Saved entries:
--- BEGIN ---

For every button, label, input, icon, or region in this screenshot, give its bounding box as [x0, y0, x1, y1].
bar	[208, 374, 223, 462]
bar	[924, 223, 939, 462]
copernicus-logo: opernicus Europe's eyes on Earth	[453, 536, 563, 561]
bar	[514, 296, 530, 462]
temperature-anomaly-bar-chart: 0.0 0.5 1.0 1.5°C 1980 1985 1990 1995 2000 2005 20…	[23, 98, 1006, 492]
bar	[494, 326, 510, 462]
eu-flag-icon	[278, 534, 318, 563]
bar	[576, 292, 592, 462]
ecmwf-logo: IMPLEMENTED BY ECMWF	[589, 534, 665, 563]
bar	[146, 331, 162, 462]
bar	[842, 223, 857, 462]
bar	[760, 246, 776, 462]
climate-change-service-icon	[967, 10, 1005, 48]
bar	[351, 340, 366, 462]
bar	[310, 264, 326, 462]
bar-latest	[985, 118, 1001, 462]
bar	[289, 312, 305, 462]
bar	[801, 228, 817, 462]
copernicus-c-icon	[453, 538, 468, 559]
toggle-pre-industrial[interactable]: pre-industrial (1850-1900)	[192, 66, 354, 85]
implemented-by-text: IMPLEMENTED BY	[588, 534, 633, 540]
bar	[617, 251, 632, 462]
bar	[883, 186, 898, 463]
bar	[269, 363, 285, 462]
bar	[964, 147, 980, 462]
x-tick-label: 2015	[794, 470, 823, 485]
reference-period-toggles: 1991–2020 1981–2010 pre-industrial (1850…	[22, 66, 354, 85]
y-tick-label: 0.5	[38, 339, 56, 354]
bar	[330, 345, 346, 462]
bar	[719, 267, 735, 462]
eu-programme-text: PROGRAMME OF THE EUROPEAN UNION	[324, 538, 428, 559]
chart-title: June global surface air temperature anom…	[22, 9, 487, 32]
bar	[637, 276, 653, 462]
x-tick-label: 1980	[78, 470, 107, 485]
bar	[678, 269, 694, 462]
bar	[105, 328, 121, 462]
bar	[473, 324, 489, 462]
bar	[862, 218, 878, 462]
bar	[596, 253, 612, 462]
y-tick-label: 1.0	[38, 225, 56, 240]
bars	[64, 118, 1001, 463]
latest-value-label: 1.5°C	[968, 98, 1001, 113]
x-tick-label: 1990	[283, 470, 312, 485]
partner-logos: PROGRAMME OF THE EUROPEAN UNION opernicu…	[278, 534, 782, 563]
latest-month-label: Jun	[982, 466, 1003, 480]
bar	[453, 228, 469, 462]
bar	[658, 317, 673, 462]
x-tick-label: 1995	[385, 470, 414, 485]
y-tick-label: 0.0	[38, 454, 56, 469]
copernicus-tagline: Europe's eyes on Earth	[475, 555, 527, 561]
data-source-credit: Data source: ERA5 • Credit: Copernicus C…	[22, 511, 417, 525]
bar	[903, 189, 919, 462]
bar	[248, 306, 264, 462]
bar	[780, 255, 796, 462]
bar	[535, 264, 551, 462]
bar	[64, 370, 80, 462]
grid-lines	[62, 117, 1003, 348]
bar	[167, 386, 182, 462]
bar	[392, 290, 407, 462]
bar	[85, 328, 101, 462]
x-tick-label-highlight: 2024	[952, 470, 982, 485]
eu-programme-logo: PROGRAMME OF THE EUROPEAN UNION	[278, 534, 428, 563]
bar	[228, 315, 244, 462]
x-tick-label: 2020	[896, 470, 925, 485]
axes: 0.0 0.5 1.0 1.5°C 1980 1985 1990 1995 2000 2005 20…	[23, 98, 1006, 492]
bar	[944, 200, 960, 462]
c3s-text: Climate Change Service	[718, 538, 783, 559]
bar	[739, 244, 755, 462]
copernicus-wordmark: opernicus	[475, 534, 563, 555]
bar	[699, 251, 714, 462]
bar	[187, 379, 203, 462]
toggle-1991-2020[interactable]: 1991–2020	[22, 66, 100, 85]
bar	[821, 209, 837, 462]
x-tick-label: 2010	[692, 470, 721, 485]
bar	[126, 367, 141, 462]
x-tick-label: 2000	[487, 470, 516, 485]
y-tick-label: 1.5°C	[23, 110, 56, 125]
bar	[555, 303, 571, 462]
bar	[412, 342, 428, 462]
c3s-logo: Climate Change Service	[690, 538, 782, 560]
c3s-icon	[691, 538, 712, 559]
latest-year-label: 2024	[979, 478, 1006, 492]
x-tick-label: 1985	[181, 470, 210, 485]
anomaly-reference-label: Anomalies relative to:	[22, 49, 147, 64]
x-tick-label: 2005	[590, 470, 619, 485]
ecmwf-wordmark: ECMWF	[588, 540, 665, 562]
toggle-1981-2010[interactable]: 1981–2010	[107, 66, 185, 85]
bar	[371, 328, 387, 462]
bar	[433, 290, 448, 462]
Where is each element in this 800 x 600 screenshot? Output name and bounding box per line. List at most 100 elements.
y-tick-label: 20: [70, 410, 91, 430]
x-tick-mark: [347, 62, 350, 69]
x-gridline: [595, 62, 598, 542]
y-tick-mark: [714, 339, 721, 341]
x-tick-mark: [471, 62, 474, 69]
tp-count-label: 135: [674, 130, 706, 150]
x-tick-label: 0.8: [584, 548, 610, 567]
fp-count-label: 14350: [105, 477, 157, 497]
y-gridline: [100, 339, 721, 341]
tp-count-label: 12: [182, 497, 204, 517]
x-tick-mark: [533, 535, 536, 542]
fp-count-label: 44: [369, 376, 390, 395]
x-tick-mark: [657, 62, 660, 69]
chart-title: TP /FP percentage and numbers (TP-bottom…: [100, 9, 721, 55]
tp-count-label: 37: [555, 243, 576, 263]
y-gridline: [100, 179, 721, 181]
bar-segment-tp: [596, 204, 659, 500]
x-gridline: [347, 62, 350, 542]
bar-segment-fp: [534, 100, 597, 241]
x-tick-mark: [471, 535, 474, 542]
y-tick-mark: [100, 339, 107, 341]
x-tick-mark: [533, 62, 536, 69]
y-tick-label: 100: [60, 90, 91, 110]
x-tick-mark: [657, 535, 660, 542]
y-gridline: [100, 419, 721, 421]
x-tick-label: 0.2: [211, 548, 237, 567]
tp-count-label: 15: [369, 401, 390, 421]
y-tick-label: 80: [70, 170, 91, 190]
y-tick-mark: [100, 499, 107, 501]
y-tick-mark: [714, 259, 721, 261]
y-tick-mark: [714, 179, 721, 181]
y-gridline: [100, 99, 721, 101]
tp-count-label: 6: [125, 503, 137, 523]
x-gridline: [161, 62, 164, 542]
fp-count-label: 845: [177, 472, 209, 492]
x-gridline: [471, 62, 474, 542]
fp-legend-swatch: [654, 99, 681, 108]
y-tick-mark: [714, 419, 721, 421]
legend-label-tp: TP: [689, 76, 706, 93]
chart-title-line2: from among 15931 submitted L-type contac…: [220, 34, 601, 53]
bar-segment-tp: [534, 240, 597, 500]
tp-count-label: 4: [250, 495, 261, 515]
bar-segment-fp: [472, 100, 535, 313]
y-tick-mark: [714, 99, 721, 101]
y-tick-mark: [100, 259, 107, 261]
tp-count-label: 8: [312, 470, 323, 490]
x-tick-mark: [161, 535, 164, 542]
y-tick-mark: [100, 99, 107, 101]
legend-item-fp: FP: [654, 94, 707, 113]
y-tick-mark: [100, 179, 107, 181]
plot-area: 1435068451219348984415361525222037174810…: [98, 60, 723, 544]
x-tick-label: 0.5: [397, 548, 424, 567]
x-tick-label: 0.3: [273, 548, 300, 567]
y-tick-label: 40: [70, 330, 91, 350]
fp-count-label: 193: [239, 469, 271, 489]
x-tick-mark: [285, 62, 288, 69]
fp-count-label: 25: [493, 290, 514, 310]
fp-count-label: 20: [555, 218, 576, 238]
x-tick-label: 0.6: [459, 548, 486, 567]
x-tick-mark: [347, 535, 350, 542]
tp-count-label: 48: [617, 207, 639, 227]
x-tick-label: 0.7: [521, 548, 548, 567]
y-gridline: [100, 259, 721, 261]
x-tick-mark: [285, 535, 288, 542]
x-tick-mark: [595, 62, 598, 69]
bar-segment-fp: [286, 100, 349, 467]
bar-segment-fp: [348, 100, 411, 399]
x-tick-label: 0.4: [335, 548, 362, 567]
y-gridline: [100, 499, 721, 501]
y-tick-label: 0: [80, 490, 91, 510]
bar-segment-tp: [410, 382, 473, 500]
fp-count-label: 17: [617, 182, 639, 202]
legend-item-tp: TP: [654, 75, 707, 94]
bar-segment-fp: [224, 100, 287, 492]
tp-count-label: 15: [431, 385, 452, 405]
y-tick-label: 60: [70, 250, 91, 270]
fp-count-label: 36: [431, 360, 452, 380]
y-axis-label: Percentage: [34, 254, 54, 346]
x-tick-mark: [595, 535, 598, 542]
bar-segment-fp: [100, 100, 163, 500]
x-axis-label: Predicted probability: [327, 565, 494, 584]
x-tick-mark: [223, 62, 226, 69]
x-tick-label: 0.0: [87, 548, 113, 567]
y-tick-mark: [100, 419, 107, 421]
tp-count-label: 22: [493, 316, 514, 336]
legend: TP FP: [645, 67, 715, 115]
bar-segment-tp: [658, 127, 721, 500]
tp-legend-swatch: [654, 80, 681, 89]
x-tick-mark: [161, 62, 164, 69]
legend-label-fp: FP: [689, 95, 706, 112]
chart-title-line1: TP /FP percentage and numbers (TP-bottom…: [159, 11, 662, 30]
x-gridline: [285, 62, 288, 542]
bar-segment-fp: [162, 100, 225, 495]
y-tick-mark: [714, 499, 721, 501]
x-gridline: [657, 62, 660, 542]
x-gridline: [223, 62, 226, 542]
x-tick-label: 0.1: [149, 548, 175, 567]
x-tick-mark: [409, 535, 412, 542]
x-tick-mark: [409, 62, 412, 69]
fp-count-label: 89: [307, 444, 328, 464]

--- END ---

_Goal_:
Copy the rows verbatim, starting with the very first row and continuing through the row that contains "copernicus-tagline: Europe's eyes", including both of those rows.

_Written solution_:
For every button, label, input, icon, or region in this screenshot, give its bounding box as [x0, y0, x1, y1].
bar	[208, 374, 223, 462]
bar	[924, 223, 939, 462]
copernicus-logo: opernicus Europe's eyes on Earth	[453, 536, 563, 561]
bar	[514, 296, 530, 462]
temperature-anomaly-bar-chart: 0.0 0.5 1.0 1.5°C 1980 1985 1990 1995 2000 2005 20…	[23, 98, 1006, 492]
bar	[494, 326, 510, 462]
eu-flag-icon	[278, 534, 318, 563]
bar	[576, 292, 592, 462]
ecmwf-logo: IMPLEMENTED BY ECMWF	[589, 534, 665, 563]
bar	[146, 331, 162, 462]
bar	[842, 223, 857, 462]
bar	[760, 246, 776, 462]
climate-change-service-icon	[967, 10, 1005, 48]
bar	[351, 340, 366, 462]
bar	[310, 264, 326, 462]
bar-latest	[985, 118, 1001, 462]
bar	[289, 312, 305, 462]
bar	[801, 228, 817, 462]
copernicus-c-icon	[453, 538, 468, 559]
toggle-pre-industrial[interactable]: pre-industrial (1850-1900)	[192, 66, 354, 85]
implemented-by-text: IMPLEMENTED BY	[588, 534, 633, 540]
bar	[617, 251, 632, 462]
bar	[883, 186, 898, 463]
bar	[269, 363, 285, 462]
bar	[964, 147, 980, 462]
x-tick-label: 2015	[794, 470, 823, 485]
reference-period-toggles: 1991–2020 1981–2010 pre-industrial (1850…	[22, 66, 354, 85]
y-tick-label: 0.5	[38, 339, 56, 354]
bar	[330, 345, 346, 462]
bar	[719, 267, 735, 462]
eu-programme-text: PROGRAMME OF THE EUROPEAN UNION	[324, 538, 428, 559]
chart-title: June global surface air temperature anom…	[22, 9, 487, 32]
bar	[637, 276, 653, 462]
x-tick-label: 1980	[78, 470, 107, 485]
bar	[678, 269, 694, 462]
bar	[105, 328, 121, 462]
bar	[473, 324, 489, 462]
bar	[862, 218, 878, 462]
bar	[596, 253, 612, 462]
y-tick-label: 1.0	[38, 225, 56, 240]
bars	[64, 118, 1001, 463]
latest-value-label: 1.5°C	[968, 98, 1001, 113]
x-tick-label: 1990	[283, 470, 312, 485]
partner-logos: PROGRAMME OF THE EUROPEAN UNION opernicu…	[278, 534, 782, 563]
latest-month-label: Jun	[982, 466, 1003, 480]
bar	[453, 228, 469, 462]
bar	[658, 317, 673, 462]
x-tick-label: 1995	[385, 470, 414, 485]
y-tick-label: 0.0	[38, 454, 56, 469]
copernicus-tagline: Europe's eyes on Earth	[475, 555, 527, 561]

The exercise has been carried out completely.